• [Work task] Exactly and in full, give the records again.

• [Information supplied]
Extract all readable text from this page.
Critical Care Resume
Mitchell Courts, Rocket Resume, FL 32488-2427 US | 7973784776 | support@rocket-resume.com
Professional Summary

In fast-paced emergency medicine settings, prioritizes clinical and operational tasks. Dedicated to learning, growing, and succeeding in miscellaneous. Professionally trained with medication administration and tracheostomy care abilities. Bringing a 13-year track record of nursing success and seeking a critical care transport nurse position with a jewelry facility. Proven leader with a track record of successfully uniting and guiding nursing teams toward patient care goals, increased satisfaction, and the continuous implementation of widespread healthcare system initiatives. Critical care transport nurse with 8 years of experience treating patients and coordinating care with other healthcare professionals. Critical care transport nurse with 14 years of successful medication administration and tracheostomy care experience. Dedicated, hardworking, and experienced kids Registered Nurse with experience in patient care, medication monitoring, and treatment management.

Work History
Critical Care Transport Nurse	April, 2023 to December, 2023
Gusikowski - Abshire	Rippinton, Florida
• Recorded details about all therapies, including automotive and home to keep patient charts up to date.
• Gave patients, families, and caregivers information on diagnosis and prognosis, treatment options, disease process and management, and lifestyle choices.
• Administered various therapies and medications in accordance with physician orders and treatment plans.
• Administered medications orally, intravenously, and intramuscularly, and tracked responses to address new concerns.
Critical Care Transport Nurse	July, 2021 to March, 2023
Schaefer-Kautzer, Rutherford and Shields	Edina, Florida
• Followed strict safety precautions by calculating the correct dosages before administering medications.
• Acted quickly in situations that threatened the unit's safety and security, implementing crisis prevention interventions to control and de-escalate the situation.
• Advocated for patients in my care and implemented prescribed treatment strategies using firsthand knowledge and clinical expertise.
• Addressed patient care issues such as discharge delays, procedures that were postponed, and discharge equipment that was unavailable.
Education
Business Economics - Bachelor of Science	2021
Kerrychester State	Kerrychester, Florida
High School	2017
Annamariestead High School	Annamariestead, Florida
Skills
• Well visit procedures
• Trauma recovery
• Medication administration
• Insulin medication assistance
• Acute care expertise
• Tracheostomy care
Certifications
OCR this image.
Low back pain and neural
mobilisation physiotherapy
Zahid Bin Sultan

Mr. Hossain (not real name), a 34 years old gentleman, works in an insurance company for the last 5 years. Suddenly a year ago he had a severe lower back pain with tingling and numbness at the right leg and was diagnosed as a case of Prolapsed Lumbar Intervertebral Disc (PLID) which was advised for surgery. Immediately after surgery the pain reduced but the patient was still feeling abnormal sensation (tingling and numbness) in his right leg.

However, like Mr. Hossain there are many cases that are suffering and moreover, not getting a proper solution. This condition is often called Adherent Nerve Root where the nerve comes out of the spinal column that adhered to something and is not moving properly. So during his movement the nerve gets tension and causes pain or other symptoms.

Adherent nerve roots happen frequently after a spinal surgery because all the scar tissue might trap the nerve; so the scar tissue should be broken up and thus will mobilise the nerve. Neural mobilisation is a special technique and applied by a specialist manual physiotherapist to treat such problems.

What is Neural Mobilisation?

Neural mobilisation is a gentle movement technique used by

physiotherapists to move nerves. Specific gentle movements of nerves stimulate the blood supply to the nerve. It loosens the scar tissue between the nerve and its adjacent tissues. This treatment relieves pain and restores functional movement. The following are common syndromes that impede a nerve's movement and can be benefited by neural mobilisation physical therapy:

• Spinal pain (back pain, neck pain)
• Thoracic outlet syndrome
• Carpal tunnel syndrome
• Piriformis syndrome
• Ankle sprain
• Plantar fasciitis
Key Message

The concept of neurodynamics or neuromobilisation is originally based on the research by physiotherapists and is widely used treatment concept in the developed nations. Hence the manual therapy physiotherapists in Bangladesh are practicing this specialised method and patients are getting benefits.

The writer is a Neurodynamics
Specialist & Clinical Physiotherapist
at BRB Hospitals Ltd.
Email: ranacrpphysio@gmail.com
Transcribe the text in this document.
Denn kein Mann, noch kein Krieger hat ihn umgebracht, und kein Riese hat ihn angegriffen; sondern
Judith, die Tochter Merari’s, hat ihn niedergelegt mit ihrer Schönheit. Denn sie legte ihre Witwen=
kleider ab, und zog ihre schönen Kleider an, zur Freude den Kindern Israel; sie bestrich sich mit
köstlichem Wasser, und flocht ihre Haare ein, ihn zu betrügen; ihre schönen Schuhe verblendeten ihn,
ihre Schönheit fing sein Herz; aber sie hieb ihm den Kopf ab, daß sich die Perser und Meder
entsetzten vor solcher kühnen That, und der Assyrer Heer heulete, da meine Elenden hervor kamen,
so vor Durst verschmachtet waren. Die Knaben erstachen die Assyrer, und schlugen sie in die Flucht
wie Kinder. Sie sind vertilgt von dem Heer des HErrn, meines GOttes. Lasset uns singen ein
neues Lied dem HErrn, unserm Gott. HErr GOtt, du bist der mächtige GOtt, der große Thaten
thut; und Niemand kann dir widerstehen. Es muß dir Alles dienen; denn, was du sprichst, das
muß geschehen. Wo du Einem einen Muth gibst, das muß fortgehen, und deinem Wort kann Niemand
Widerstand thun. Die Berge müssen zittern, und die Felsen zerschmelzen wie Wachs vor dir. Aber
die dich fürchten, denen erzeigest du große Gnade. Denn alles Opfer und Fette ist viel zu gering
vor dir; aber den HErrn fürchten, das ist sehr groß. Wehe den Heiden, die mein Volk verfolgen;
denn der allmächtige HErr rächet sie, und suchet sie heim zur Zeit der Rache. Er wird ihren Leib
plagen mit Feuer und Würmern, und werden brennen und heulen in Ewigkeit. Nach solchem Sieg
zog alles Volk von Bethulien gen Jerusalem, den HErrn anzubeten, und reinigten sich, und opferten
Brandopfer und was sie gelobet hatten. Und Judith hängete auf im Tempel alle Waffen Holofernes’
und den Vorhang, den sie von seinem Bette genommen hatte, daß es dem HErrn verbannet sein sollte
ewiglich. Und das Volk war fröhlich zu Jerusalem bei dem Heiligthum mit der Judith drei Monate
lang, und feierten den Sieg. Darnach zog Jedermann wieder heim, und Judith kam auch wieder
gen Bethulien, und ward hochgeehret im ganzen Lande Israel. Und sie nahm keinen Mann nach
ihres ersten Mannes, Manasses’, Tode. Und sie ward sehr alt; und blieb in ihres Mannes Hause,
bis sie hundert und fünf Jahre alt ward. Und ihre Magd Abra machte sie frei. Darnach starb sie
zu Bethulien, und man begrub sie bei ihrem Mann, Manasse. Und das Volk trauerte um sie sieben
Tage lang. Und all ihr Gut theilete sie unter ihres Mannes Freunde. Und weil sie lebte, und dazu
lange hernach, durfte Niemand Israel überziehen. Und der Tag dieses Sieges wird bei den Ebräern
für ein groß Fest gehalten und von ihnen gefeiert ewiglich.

• [Response area]
Extract all readable text from this page.
Critical Care Resume
Mitchell Courts, Rocket Resume, FL 32488-2427 US | 7973784776 | support@rocket-resume.com
Professional Summary

In fast-paced emergency medicine settings, prioritizes clinical and operational tasks. Dedicated to learning, growing, and succeeding in miscellaneous. Professionally trained with medication administration and tracheostomy care abilities. Bringing a 13-year track record of nursing success and seeking a critical care transport nurse position with a jewelry facility. Proven leader with a track record of successfully uniting and guiding nursing teams toward patient care goals, increased satisfaction, and the continuous implementation of widespread healthcare system initiatives. Critical care transport nurse with 8 years of experience treating patients and coordinating care with other healthcare professionals. Critical care transport nurse with 14 years of successful medication administration and tracheostomy care experience. Dedicated, hardworking, and experienced kids Registered Nurse with experience in patient care, medication monitoring, and treatment management.

Work History
Critical Care Transport Nurse	April, 2023 to December, 2023
Gusikowski - Abshire	Rippinton, Florida
• Recorded details about all therapies, including automotive and home to keep patient charts up to date.
• Gave patients, families, and caregivers information on diagnosis and prognosis, treatment options, disease process and management, and lifestyle choices.
• Administered various therapies and medications in accordance with physician orders and treatment plans.
• Administered medications orally, intravenously, and intramuscularly, and tracked responses to address new concerns.
Critical Care Transport Nurse	July, 2021 to March, 2023
Schaefer-Kautzer, Rutherford and Shields	Edina, Florida
• Followed strict safety precautions by calculating the correct dosages before administering medications.
• Acted quickly in situations that threatened the unit's safety and security, implementing crisis prevention interventions to control and de-escalate the situation.
• Advocated for patients in my care and implemented prescribed treatment strategies using firsthand knowledge and clinical expertise.
• Addressed patient care issues such as discharge delays, procedures that were postponed, and discharge equipment that was unavailable.
Education
Business Economics - Bachelor of Science	2021
Kerrychester State	Kerrychester, Florida
High School	2017
Annamariestead High School	Annamariestead, Florida
Skills
• Well visit procedures
• Trauma recovery
• Medication administration
• Insulin medication assistance
• Acute care expertise
• Tracheostomy care
Certifications
OCR this image.
Low back pain and neural
mobilisation physiotherapy
Zahid Bin Sultan

Mr. Hossain (not real name), a 34 years old gentleman, works in an insurance company for the last 5 years. Suddenly a year ago he had a severe lower back pain with tingling and numbness at the right leg and was diagnosed as a case of Prolapsed Lumbar Intervertebral Disc (PLID) which was advised for surgery. Immediately after surgery the pain reduced but the patient was still feeling abnormal sensation (tingling and numbness) in his right leg.

However, like Mr. Hossain there are many cases that are suffering and moreover, not getting a proper solution. This condition is often called Adherent Nerve Root where the nerve comes out of the spinal column that adhered to something and is not moving properly. So during his movement the nerve gets tension and causes pain or other symptoms.

Adherent nerve roots happen frequently after a spinal surgery because all the scar tissue might trap the nerve; so the scar tissue should be broken up and thus will mobilise the nerve. Neural mobilisation is a special technique and applied by a specialist manual physiotherapist to treat such problems.

What is Neural Mobilisation?

Neural mobilisation is a gentle movement technique used by

physiotherapists to move nerves. Specific gentle movements of nerves stimulate the blood supply to the nerve. It loosens the scar tissue between the nerve and its adjacent tissues. This treatment relieves pain and restores functional movement. The following are common syndromes that impede a nerve's movement and can be benefited by neural mobilisation physical therapy:

• Spinal pain (back pain, neck pain)
• Thoracic outlet syndrome
• Carpal tunnel syndrome
• Piriformis syndrome
• Ankle sprain
• Plantar fasciitis
Key Message

The concept of neurodynamics or neuromobilisation is originally based on the research by physiotherapists and is widely used treatment concept in the developed nations. Hence the manual therapy physiotherapists in Bangladesh are practicing this specialised method and patients are getting benefits.

The writer is a Neurodynamics
Specialist & Clinical Physiotherapist
at BRB Hospitals Ltd.
Email: ranacrpphysio@gmail.com
Transcribe the text in this document.
Denn kein Mann, noch kein Krieger hat ihn umgebracht, und kein Riese hat ihn angegriffen; sondern
Judith, die Tochter Merari’s, hat ihn niedergelegt mit ihrer Schönheit. Denn sie legte ihre Witwen=
kleider ab, und zog ihre schönen Kleider an, zur Freude den Kindern Israel; sie bestrich sich mit
köstlichem Wasser, und flocht ihre Haare ein, ihn zu betrügen; ihre schönen Schuhe verblendeten ihn,
ihre Schönheit fing sein Herz; aber sie hieb ihm den Kopf ab, daß sich die Perser und Meder
entsetzten vor solcher kühnen That, und der Assyrer Heer heulete, da meine Elenden hervor kamen,
so vor Durst verschmachtet waren. Die Knaben erstachen die Assyrer, und schlugen sie in die Flucht
wie Kinder. Sie sind vertilgt von dem Heer des HErrn, meines GOttes. Lasset uns singen ein
neues Lied dem HErrn, unserm Gott. HErr GOtt, du bist der mächtige GOtt, der große Thaten
thut; und Niemand kann dir widerstehen. Es muß dir Alles dienen; denn, was du sprichst, das
muß geschehen. Wo du Einem einen Muth gibst, das muß fortgehen, und deinem Wort kann Niemand
Widerstand thun. Die Berge müssen zittern, und die Felsen zerschmelzen wie Wachs vor dir. Aber
die dich fürchten, denen erzeigest du große Gnade. Denn alles Opfer und Fette ist viel zu gering
vor dir; aber den HErrn fürchten, das ist sehr groß. Wehe den Heiden, die mein Volk verfolgen;
denn der allmächtige HErr rächet sie, und suchet sie heim zur Zeit der Rache. Er wird ihren Leib
plagen mit Feuer und Würmern, und werden brennen und heulen in Ewigkeit. Nach solchem Sieg
zog alles Volk von Bethulien gen Jerusalem, den HErrn anzubeten, und reinigten sich, und opferten
Brandopfer und was sie gelobet hatten. Und Judith hängete auf im Tempel alle Waffen Holofernes’
und den Vorhang, den sie von seinem Bette genommen hatte, daß es dem HErrn verbannet sein sollte
ewiglich. Und das Volk war fröhlich zu Jerusalem bei dem Heiligthum mit der Judith drei Monate
lang, und feierten den Sieg. Darnach zog Jedermann wieder heim, und Judith kam auch wieder
gen Bethulien, und ward hochgeehret im ganzen Lande Israel. Und sie nahm keinen Mann nach
ihres ersten Mannes, Manasses’, Tode. Und sie ward sehr alt; und blieb in ihres Mannes Hause,
bis sie hundert und fünf Jahre alt ward. Und ihre Magd Abra machte sie frei. Darnach starb sie
zu Bethulien, und man begrub sie bei ihrem Mann, Manasse. Und das Volk trauerte um sie sieben
Tage lang. Und all ihr Gut theilete sie unter ihres Mannes Freunde. Und weil sie lebte, und dazu
lange hernach, durfte Niemand Israel überziehen. Und der Tag dieses Sieges wird bei den Ebräern
für ein groß Fest gehalten und von ihnen gefeiert ewiglich.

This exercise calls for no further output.